一、介绍
本例子用Selenium +phantomjs爬取中文网站总排名(http://top.chinaz.com/all/index.html,http://top.chinaz.com/hangye/index.html)的信息
二、网站信息
三、数据抓取
针对上面的网站信息,来进行抓取
1、首先抓取信息列表
抓取代码:Elements = doc('li[class^="clearfix"]') 类似信息
2、网站名称,域名,网址
netElement = element.find('div[class="CentTxt"]').find('h3').find('a')
netName = netElement.attr('title').encode('utf8')
netUrl = 'http://top.chinaz.com' + netElement.attr('href').encode('utf8')
domainName = element.find('div[class="CentTxt"]').find('h3').find('span').text().encode('utf8')

● 任务要求
(a) 请根据爬取网站排名的选段回答下列问题。
(i) 本例子用哪些工具来爬取信息?
(ii) 抓取信息列表时使用的代码是哪一句?
(iii) 变量 netUrl 是在哪个字符串后面拼接 href 属性得到的?
(b) 请从爬取网站排名的选段最后一行代码之后接着写下去。

● 所给数据
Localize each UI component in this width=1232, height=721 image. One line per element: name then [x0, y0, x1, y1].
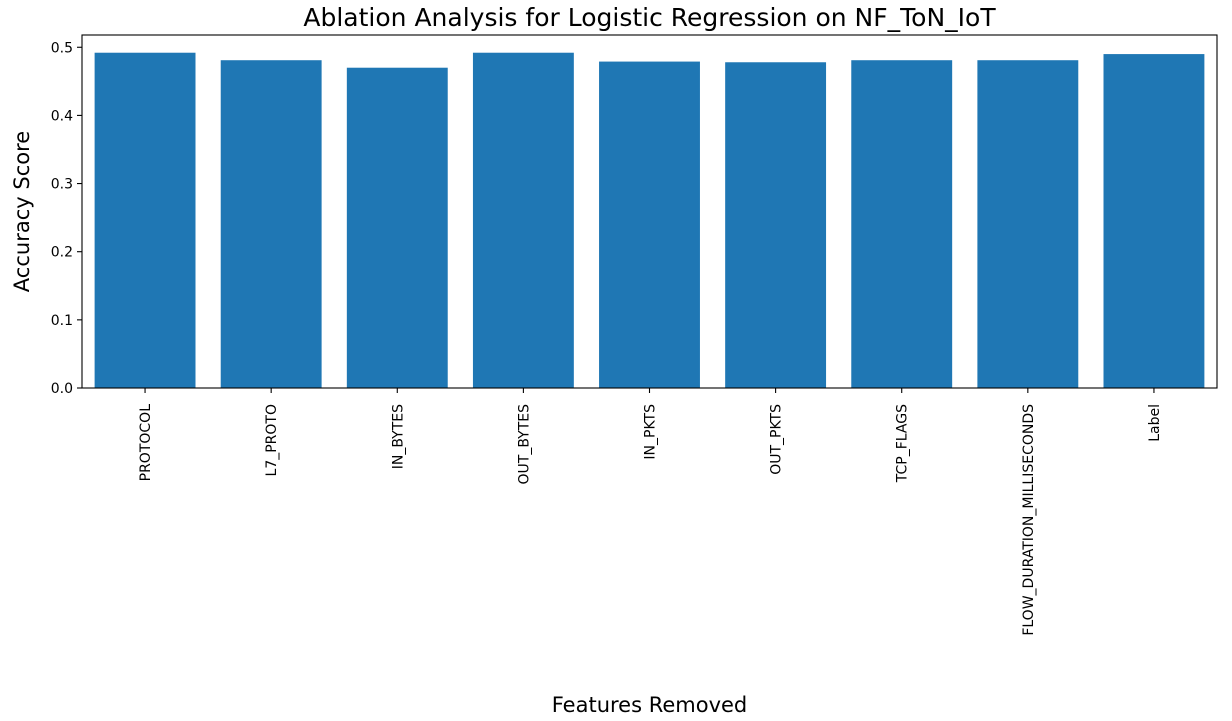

● 参考答案
(a)
(i) Selenium 和 phantomjs。
(ii) Elements = doc('li[class^="clearfix"]')
(iii) 'http://top.chinaz.com'

(b)
3、Alexa周排名,反链数,网站描述
netinfo = element.find('div[class="RtCPart clearfix"]').text().encode('utf8')
4、排名,得分
netOrder = element.find('div[class="RtCRateCent"]').find('strong').text().encode('utf8')
netScore = element.find('div[class="RtCRateCent"]').find('span').text().encode('utf8')
四、具体思路
对于抓取分类网站排名信息思路如:
1、首先抓取一级分类名称(包括拼音和中文名称),分类对应的url, 该分类数据的总页数,保存到数据表category
2、根据分类数据的总页数,计算出该分类的所有网页的url, 并把 category, cncategory, url, index,iscrawl(是否抓取,默认是0:未抓取,1:已抓取) 保存至数据表categoryall中
3、通过获取categoryall表中每种分类的url,开始抓取每页数据,每页抓取完成后修改iscrawl =1,避免重复抓取。抓取每个数据后把相关数据保存到categorydata表中,
在保存之前通过 netname,domainname,category三个字段来判断是否有重复数据,避免保存重复。
3、二级分类网站排名信息同上。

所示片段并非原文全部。